▶ Do this
Tally the lines in the data that follows that include the word "Create", and report nothing but the total.

◆ ◆ ◆ ◆

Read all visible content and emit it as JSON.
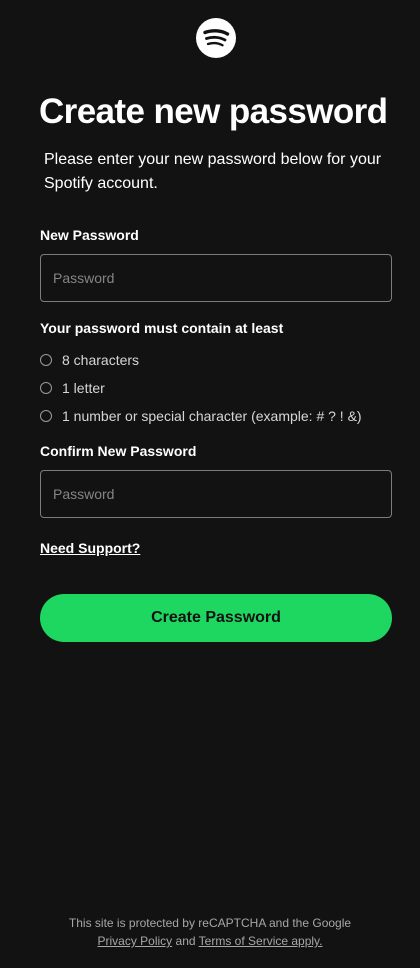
{
  "brand": {
    "logo_icon": "spotify-logo-icon",
    "logo_bg": "#ffffff",
    "logo_fg": "#121212"
  },
  "header": {
    "title": "Create new password",
    "subtitle": "Please enter your new password below for your Spotify account."
  },
  "form": {
    "new_password": {
      "label": "New Password",
      "placeholder": "Password",
      "value": ""
    },
    "requirements": {
      "heading": "Your password must contain at least",
      "items": [
        {
          "label": "8 characters",
          "met": false
        },
        {
          "label": "1 letter",
          "met": false
        },
        {
          "label": "1 number or special character (example: # ? ! &)",
          "met": false
        }
      ]
    },
    "confirm_password": {
      "label": "Confirm New Password",
      "placeholder": "Password",
      "value": ""
    },
    "support_link": "Need Support?",
    "submit_label": "Create Password"
  },
  "footer": {
    "notice": "This site is protected by reCAPTCHA and the Google",
    "privacy_link": "Privacy Policy",
    "and_text": "and",
    "terms_link": "Terms of Service apply."
  },
  "colors": {
    "background": "#121212",
    "accent": "#1ed760",
    "input_border": "#7c7c7c",
    "muted_text": "#a7a7a7"
  }
}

◆ ◆ ◆ ◆

▶ Written solution
2